Check each line of the records below for the word "certificates" and copy those where it appears.

Collected data
########

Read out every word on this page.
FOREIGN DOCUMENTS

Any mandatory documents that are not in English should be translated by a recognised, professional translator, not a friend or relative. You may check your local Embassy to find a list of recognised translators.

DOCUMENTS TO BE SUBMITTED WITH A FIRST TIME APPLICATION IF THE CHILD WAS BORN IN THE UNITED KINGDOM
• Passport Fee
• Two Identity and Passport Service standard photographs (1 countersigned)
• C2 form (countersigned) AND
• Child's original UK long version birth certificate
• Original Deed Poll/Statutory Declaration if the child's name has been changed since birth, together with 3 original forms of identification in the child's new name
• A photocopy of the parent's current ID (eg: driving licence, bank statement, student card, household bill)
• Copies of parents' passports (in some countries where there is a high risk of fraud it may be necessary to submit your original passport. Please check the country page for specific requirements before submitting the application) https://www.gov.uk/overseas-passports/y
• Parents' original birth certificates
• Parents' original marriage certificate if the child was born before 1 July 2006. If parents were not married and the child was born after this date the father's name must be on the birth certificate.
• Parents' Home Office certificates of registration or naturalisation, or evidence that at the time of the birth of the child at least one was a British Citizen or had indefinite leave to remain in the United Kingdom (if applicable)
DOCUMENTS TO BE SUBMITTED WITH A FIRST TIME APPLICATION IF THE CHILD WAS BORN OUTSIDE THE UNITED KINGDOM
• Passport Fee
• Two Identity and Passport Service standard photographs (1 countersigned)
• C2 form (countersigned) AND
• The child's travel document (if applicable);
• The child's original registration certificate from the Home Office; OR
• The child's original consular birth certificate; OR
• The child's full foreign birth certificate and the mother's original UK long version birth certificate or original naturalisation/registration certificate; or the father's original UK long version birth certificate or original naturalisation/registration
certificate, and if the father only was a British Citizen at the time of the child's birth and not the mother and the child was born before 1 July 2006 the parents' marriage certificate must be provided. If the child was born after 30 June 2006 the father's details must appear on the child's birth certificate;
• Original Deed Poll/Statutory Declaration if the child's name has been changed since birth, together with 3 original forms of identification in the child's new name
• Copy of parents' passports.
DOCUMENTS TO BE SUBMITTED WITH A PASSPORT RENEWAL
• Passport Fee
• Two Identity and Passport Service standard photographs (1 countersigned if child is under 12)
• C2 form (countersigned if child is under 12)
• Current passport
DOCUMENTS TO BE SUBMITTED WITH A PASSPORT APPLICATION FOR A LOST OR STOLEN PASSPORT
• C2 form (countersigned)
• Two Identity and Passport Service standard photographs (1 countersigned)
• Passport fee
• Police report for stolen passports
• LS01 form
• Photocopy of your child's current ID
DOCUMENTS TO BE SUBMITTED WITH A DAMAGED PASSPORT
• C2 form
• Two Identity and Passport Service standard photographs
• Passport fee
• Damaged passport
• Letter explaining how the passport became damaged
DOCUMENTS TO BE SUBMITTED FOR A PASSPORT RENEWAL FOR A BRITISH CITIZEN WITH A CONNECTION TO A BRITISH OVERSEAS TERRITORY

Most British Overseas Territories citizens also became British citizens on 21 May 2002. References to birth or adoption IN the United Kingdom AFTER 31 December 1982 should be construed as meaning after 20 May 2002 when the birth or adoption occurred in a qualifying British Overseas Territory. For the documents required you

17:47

########

● **Exercise result**:
• Parents' original birth certificates
• Parents' Home Office certificates of registration or naturalisation, or evidence that at the time of the birth of the child at least one was a British Citizen or had indefinite leave to remain in the United Kingdom (if applicable)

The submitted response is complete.